◆ Set exercise: Copy out the material below in full, but not its images.

◆ Dataset records:

<<<<

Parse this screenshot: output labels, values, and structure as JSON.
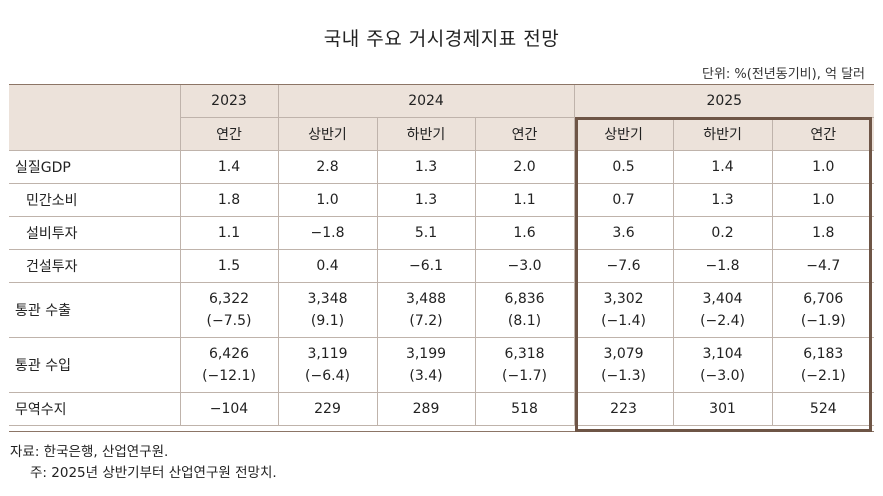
{
  "title": "국내 주요 거시경제지표 전망",
  "unit_note": "단위: %(전년동기비), 억 달러",
  "header": {
    "years": [
      "2023",
      "2024",
      "2025"
    ],
    "periods": [
      "연간",
      "상반기",
      "하반기",
      "연간",
      "상반기",
      "하반기",
      "연간"
    ]
  },
  "rows": [
    {
      "label": "실질GDP",
      "values": [
        "1.4",
        "2.8",
        "1.3",
        "2.0",
        "0.5",
        "1.4",
        "1.0"
      ]
    },
    {
      "label": "민간소비",
      "values": [
        "1.8",
        "1.0",
        "1.3",
        "1.1",
        "0.7",
        "1.3",
        "1.0"
      ]
    },
    {
      "label": "설비투자",
      "values": [
        "1.1",
        "−1.8",
        "5.1",
        "1.6",
        "3.6",
        "0.2",
        "1.8"
      ]
    },
    {
      "label": "건설투자",
      "values": [
        "1.5",
        "0.4",
        "−6.1",
        "−3.0",
        "−7.6",
        "−1.8",
        "−4.7"
      ]
    },
    {
      "label": "통관 수출",
      "values": [
        "6,322",
        "3,348",
        "3,488",
        "6,836",
        "3,302",
        "3,404",
        "6,706"
      ],
      "growth": [
        "(−7.5)",
        "(9.1)",
        "(7.2)",
        "(8.1)",
        "(−1.4)",
        "(−2.4)",
        "(−1.9)"
      ]
    },
    {
      "label": "통관 수입",
      "values": [
        "6,426",
        "3,119",
        "3,199",
        "6,318",
        "3,079",
        "3,104",
        "6,183"
      ],
      "growth": [
        "(−12.1)",
        "(−6.4)",
        "(3.4)",
        "(−1.7)",
        "(−1.3)",
        "(−3.0)",
        "(−2.1)"
      ]
    },
    {
      "label": "무역수지",
      "values": [
        "−104",
        "229",
        "289",
        "518",
        "223",
        "301",
        "524"
      ]
    }
  ],
  "source": "자료: 한국은행, 산업연구원.",
  "note": "주: 2025년 상반기부터 산업연구원 전망치.",
  "colors": {
    "header_bg": "#ece2da",
    "highlight_border": "#6e5546",
    "grid": "#bfb3ab"
  }
}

>>>>

◆ The response:
Parse this screenshot: output labels, values, and structure as JSON.
{
  "title": "국내 주요 거시경제지표 전망",
  "unit_note": "단위: %(전년동기비), 억 달러",
  "header": {
    "years": [
      "2023",
      "2024",
      "2025"
    ],
    "periods": [
      "연간",
      "상반기",
      "하반기",
      "연간",
      "상반기",
      "하반기",
      "연간"
    ]
  },
  "rows": [
    {
      "label": "실질GDP",
      "values": [
        "1.4",
        "2.8",
        "1.3",
        "2.0",
        "0.5",
        "1.4",
        "1.0"
      ]
    },
    {
      "label": "민간소비",
      "values": [
        "1.8",
        "1.0",
        "1.3",
        "1.1",
        "0.7",
        "1.3",
        "1.0"
      ]
    },
    {
      "label": "설비투자",
      "values": [
        "1.1",
        "−1.8",
        "5.1",
        "1.6",
        "3.6",
        "0.2",
        "1.8"
      ]
    },
    {
      "label": "건설투자",
      "values": [
        "1.5",
        "0.4",
        "−6.1",
        "−3.0",
        "−7.6",
        "−1.8",
        "−4.7"
      ]
    },
    {
      "label": "통관 수출",
      "values": [
        "6,322",
        "3,348",
        "3,488",
        "6,836",
        "3,302",
        "3,404",
        "6,706"
      ],
      "growth": [
        "(−7.5)",
        "(9.1)",
        "(7.2)",
        "(8.1)",
        "(−1.4)",
        "(−2.4)",
        "(−1.9)"
      ]
    },
    {
      "label": "통관 수입",
      "values": [
        "6,426",
        "3,119",
        "3,199",
        "6,318",
        "3,079",
        "3,104",
        "6,183"
      ],
      "growth": [
        "(−12.1)",
        "(−6.4)",
        "(3.4)",
        "(−1.7)",
        "(−1.3)",
        "(−3.0)",
        "(−2.1)"
      ]
    },
    {
      "label": "무역수지",
      "values": [
        "−104",
        "229",
        "289",
        "518",
        "223",
        "301",
        "524"
      ]
    }
  ],
  "source": "자료: 한국은행, 산업연구원.",
  "note": "주: 2025년 상반기부터 산업연구원 전망치.",
  "colors": {
    "header_bg": "#ece2da",
    "highlight_border": "#6e5546",
    "grid": "#bfb3ab"
  }
}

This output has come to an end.